From the line that holds "OCR this image." to the last line of the data, copy everything exactly; leave out all the rest.

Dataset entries
══════
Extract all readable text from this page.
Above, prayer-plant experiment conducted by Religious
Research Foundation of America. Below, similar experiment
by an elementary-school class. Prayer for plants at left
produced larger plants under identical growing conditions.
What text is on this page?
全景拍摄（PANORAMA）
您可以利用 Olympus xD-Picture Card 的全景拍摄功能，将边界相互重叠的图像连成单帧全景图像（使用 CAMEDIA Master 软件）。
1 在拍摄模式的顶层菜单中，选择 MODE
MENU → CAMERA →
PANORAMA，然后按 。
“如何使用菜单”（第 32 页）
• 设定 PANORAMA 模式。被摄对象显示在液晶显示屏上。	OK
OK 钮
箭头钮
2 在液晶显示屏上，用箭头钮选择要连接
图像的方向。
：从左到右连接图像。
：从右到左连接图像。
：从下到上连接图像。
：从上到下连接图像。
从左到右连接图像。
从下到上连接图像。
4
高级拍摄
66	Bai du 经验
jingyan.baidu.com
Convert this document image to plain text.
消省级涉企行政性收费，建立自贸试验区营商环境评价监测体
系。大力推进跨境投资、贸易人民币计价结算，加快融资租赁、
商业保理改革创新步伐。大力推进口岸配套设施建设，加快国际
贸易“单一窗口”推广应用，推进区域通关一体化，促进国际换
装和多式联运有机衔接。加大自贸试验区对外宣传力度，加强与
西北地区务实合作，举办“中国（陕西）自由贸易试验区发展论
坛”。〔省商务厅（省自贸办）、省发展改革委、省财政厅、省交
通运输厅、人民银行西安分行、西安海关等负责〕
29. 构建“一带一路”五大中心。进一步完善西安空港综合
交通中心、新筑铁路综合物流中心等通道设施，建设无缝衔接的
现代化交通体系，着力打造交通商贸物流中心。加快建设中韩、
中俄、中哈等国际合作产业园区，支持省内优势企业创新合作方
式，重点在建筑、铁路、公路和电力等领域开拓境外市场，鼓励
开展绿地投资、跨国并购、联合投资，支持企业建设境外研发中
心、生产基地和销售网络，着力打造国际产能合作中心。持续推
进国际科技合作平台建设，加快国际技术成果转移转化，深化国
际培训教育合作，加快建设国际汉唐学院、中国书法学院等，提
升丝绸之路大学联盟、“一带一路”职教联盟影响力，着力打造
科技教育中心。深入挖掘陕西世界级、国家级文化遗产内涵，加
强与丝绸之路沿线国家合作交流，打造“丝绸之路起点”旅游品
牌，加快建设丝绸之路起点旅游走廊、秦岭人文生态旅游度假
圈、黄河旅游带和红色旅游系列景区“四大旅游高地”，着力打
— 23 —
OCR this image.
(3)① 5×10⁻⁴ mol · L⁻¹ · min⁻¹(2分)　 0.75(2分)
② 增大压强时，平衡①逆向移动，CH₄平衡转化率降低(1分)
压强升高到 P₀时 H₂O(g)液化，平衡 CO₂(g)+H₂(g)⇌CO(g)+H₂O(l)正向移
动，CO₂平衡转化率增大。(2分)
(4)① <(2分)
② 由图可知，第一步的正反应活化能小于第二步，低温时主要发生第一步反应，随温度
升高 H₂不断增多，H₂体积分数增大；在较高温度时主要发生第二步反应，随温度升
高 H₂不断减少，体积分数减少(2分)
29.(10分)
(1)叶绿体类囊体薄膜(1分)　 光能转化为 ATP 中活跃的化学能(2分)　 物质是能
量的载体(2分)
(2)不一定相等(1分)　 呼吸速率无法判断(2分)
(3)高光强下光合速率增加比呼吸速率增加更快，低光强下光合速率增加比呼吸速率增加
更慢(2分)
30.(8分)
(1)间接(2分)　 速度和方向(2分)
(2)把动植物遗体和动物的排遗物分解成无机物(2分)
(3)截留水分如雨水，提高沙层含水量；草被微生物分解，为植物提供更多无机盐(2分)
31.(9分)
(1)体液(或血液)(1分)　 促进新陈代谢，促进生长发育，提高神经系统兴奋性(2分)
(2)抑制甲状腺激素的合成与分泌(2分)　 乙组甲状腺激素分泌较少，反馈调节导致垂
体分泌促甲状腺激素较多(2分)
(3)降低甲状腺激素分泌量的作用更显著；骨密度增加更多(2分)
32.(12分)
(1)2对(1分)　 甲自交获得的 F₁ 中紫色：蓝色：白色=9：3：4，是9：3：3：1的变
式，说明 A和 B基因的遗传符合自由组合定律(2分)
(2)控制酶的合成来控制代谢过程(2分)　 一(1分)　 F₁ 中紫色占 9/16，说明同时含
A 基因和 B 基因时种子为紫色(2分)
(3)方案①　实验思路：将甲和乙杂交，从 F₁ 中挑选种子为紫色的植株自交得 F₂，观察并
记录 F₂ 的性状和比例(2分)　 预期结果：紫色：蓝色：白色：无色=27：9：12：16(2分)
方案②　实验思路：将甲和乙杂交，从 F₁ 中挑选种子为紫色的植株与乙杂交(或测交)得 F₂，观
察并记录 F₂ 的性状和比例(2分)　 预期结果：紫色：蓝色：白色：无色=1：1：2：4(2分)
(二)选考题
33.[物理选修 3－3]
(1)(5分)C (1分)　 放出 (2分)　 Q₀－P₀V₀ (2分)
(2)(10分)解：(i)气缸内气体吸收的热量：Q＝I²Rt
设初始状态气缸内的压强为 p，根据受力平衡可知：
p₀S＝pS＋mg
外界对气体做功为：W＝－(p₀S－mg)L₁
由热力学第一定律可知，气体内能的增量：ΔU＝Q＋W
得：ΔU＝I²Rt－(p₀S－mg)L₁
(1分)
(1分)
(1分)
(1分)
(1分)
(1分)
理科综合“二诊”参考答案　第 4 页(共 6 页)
══════
* **Exercise output**:
OCR this image.
(3)① 5×10⁻⁴ mol · L⁻¹ · min⁻¹(2分)　 0.75(2分)
② 增大压强时，平衡①逆向移动，CH₄平衡转化率降低(1分)
压强升高到 P₀时 H₂O(g)液化，平衡 CO₂(g)+H₂(g)⇌CO(g)+H₂O(l)正向移
动，CO₂平衡转化率增大。(2分)
(4)① <(2分)
② 由图可知，第一步的正反应活化能小于第二步，低温时主要发生第一步反应，随温度
升高 H₂不断增多，H₂体积分数增大；在较高温度时主要发生第二步反应，随温度升
高 H₂不断减少，体积分数减少(2分)
29.(10分)
(1)叶绿体类囊体薄膜(1分)　 光能转化为 ATP 中活跃的化学能(2分)　 物质是能
量的载体(2分)
(2)不一定相等(1分)　 呼吸速率无法判断(2分)
(3)高光强下光合速率增加比呼吸速率增加更快，低光强下光合速率增加比呼吸速率增加
更慢(2分)
30.(8分)
(1)间接(2分)　 速度和方向(2分)
(2)把动植物遗体和动物的排遗物分解成无机物(2分)
(3)截留水分如雨水，提高沙层含水量；草被微生物分解，为植物提供更多无机盐(2分)
31.(9分)
(1)体液(或血液)(1分)　 促进新陈代谢，促进生长发育，提高神经系统兴奋性(2分)
(2)抑制甲状腺激素的合成与分泌(2分)　 乙组甲状腺激素分泌较少，反馈调节导致垂
体分泌促甲状腺激素较多(2分)
(3)降低甲状腺激素分泌量的作用更显著；骨密度增加更多(2分)
32.(12分)
(1)2对(1分)　 甲自交获得的 F₁ 中紫色：蓝色：白色=9：3：4，是9：3：3：1的变
式，说明 A和 B基因的遗传符合自由组合定律(2分)
(2)控制酶的合成来控制代谢过程(2分)　 一(1分)　 F₁ 中紫色占 9/16，说明同时含
A 基因和 B 基因时种子为紫色(2分)
(3)方案①　实验思路：将甲和乙杂交，从 F₁ 中挑选种子为紫色的植株自交得 F₂，观察并
记录 F₂ 的性状和比例(2分)　 预期结果：紫色：蓝色：白色：无色=27：9：12：16(2分)
方案②　实验思路：将甲和乙杂交，从 F₁ 中挑选种子为紫色的植株与乙杂交(或测交)得 F₂，观
察并记录 F₂ 的性状和比例(2分)　 预期结果：紫色：蓝色：白色：无色=1：1：2：4(2分)
(二)选考题
33.[物理选修 3－3]
(1)(5分)C (1分)　 放出 (2分)　 Q₀－P₀V₀ (2分)
(2)(10分)解：(i)气缸内气体吸收的热量：Q＝I²Rt
设初始状态气缸内的压强为 p，根据受力平衡可知：
p₀S＝pS＋mg
外界对气体做功为：W＝－(p₀S－mg)L₁
由热力学第一定律可知，气体内能的增量：ΔU＝Q＋W
得：ΔU＝I²Rt－(p₀S－mg)L₁
(1分)
(1分)
(1分)
(1分)
(1分)
(1分)
理科综合“二诊”参考答案　第 4 页(共 6 页)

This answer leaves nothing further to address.